GIVEN DATA:
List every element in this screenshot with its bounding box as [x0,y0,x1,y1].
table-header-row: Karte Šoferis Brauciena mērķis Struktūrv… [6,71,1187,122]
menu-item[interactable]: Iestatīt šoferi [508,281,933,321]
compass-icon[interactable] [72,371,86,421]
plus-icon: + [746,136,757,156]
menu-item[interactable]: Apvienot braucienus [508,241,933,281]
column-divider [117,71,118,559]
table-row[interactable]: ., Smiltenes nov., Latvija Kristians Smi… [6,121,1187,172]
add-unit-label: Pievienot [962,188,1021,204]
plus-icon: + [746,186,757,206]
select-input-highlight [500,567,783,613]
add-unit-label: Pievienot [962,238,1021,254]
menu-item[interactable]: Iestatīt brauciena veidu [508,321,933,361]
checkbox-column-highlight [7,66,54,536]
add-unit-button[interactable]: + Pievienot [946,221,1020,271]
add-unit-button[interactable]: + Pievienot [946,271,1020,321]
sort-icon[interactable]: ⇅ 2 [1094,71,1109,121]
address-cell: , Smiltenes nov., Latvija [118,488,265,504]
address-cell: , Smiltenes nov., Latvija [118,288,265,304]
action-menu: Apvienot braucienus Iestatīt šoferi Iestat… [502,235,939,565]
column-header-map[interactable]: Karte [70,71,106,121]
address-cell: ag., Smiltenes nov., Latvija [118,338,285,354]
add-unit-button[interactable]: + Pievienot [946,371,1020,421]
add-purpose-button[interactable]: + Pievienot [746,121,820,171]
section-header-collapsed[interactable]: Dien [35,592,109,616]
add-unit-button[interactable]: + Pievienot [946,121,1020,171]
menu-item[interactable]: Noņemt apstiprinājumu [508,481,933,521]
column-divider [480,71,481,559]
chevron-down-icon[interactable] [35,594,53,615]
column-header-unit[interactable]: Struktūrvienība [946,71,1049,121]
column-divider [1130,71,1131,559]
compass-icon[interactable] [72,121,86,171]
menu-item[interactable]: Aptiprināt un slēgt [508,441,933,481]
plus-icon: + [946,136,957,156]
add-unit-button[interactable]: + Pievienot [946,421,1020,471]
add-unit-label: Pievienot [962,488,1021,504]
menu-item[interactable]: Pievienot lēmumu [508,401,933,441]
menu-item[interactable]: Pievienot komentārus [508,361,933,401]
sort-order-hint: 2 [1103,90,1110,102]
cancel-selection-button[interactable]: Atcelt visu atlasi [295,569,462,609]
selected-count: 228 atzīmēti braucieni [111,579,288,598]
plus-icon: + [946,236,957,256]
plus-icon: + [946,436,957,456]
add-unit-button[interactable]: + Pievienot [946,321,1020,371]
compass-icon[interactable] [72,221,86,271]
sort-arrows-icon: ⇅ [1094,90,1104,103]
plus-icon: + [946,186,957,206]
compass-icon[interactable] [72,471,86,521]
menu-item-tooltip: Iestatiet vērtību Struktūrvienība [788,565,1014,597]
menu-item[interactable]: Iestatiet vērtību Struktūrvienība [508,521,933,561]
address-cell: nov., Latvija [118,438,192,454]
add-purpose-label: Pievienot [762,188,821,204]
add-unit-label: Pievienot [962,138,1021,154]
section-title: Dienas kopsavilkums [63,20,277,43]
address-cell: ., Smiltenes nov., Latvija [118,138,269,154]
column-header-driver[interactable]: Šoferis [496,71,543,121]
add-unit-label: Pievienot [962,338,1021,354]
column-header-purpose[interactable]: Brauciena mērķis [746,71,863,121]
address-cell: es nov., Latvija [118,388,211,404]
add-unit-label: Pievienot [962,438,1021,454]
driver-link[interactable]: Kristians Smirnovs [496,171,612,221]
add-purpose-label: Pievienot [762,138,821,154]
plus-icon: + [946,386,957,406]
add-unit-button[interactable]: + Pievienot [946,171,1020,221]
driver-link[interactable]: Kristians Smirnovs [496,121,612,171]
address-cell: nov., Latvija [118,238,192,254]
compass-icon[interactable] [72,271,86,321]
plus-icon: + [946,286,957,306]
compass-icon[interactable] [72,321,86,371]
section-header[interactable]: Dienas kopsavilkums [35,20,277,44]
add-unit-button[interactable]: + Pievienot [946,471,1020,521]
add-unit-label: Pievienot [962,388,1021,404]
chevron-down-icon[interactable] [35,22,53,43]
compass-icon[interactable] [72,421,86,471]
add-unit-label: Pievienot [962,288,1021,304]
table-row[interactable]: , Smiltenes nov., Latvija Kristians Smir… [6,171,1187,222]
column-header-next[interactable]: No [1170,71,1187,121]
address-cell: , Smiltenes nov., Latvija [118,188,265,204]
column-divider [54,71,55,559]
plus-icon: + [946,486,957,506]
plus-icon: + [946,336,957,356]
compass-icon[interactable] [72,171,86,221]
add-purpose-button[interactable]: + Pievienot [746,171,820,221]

==

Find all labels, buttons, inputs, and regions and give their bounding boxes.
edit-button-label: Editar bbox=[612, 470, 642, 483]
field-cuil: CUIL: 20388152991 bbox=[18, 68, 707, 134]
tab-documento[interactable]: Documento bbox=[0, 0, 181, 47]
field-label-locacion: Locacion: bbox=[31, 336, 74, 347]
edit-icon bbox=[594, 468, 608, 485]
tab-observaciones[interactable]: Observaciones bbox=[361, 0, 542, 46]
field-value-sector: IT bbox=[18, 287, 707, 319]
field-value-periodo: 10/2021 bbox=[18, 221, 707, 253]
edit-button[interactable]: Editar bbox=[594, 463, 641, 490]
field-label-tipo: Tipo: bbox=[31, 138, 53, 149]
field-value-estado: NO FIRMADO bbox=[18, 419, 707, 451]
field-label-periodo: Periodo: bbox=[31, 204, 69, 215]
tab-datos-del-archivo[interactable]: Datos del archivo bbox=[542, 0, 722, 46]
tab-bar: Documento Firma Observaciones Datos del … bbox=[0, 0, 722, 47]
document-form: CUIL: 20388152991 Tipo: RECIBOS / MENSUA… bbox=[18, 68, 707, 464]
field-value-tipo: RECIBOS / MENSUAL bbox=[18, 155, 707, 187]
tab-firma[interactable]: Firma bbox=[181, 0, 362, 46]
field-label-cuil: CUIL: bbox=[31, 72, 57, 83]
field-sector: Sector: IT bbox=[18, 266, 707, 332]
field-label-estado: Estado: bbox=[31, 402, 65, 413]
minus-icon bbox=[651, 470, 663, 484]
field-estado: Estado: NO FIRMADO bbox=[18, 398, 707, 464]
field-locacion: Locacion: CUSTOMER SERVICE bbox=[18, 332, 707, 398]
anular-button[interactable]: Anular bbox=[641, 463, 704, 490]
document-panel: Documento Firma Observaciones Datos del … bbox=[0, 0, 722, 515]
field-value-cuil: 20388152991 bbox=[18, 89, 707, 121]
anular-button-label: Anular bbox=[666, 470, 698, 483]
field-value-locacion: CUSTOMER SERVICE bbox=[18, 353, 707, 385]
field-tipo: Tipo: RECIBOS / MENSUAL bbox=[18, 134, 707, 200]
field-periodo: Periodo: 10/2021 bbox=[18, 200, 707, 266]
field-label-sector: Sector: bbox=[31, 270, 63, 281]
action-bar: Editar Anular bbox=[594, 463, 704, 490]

---

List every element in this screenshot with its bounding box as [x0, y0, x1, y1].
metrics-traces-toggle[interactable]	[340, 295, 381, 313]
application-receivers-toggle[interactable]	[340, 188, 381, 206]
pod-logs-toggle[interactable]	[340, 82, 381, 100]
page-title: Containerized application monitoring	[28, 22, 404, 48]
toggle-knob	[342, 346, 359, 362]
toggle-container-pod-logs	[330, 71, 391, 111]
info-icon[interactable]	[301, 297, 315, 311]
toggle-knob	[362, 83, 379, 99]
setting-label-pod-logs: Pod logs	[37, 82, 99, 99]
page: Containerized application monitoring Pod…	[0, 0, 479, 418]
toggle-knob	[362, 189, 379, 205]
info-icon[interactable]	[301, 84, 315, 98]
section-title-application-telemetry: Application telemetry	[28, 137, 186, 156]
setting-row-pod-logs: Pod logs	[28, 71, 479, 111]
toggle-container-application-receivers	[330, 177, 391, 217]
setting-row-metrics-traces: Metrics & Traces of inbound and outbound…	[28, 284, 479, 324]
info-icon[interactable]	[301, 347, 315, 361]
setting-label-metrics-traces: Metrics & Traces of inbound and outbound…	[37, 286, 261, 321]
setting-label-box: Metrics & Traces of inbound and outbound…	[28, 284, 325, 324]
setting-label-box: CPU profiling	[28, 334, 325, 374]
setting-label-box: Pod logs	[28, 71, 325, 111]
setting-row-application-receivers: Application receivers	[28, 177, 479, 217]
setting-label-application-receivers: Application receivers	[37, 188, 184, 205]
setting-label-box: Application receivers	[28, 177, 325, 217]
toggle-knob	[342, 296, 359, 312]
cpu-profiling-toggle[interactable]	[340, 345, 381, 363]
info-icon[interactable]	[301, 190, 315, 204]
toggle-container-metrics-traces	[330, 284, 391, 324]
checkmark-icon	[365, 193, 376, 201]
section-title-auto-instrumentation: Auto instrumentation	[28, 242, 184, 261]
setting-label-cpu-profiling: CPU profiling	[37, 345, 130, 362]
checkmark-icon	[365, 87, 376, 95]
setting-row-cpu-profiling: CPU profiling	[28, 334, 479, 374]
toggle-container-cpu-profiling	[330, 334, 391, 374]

SHORT TASK: Copy out the lines of Block 1, beginning at the line that contains "box as [x0,y0,x1,y1]." and stopping after the line that contains "add-purpose-button[interactable]: + Pievienot [746,121,820,171]".

SOLUTION TO THIS TASK:
List every element in this screenshot with its bounding box as [x0,y0,x1,y1].
table-header-row: Karte Šoferis Brauciena mērķis Struktūrv… [6,71,1187,122]
menu-item[interactable]: Iestatīt šoferi [508,281,933,321]
compass-icon[interactable] [72,371,86,421]
plus-icon: + [746,136,757,156]
menu-item[interactable]: Apvienot braucienus [508,241,933,281]
column-divider [117,71,118,559]
table-row[interactable]: ., Smiltenes nov., Latvija Kristians Smi… [6,121,1187,172]
add-unit-label: Pievienot [962,188,1021,204]
plus-icon: + [746,186,757,206]
select-input-highlight [500,567,783,613]
add-unit-label: Pievienot [962,238,1021,254]
menu-item[interactable]: Iestatīt brauciena veidu [508,321,933,361]
checkbox-column-highlight [7,66,54,536]
add-unit-button[interactable]: + Pievienot [946,221,1020,271]
add-unit-button[interactable]: + Pievienot [946,271,1020,321]
sort-icon[interactable]: ⇅ 2 [1094,71,1109,121]
address-cell: , Smiltenes nov., Latvija [118,488,265,504]
address-cell: , Smiltenes nov., Latvija [118,288,265,304]
action-menu: Apvienot braucienus Iestatīt šoferi Iestat… [502,235,939,565]
column-header-map[interactable]: Karte [70,71,106,121]
address-cell: ag., Smiltenes nov., Latvija [118,338,285,354]
add-unit-button[interactable]: + Pievienot [946,371,1020,421]
add-purpose-button[interactable]: + Pievienot [746,121,820,171]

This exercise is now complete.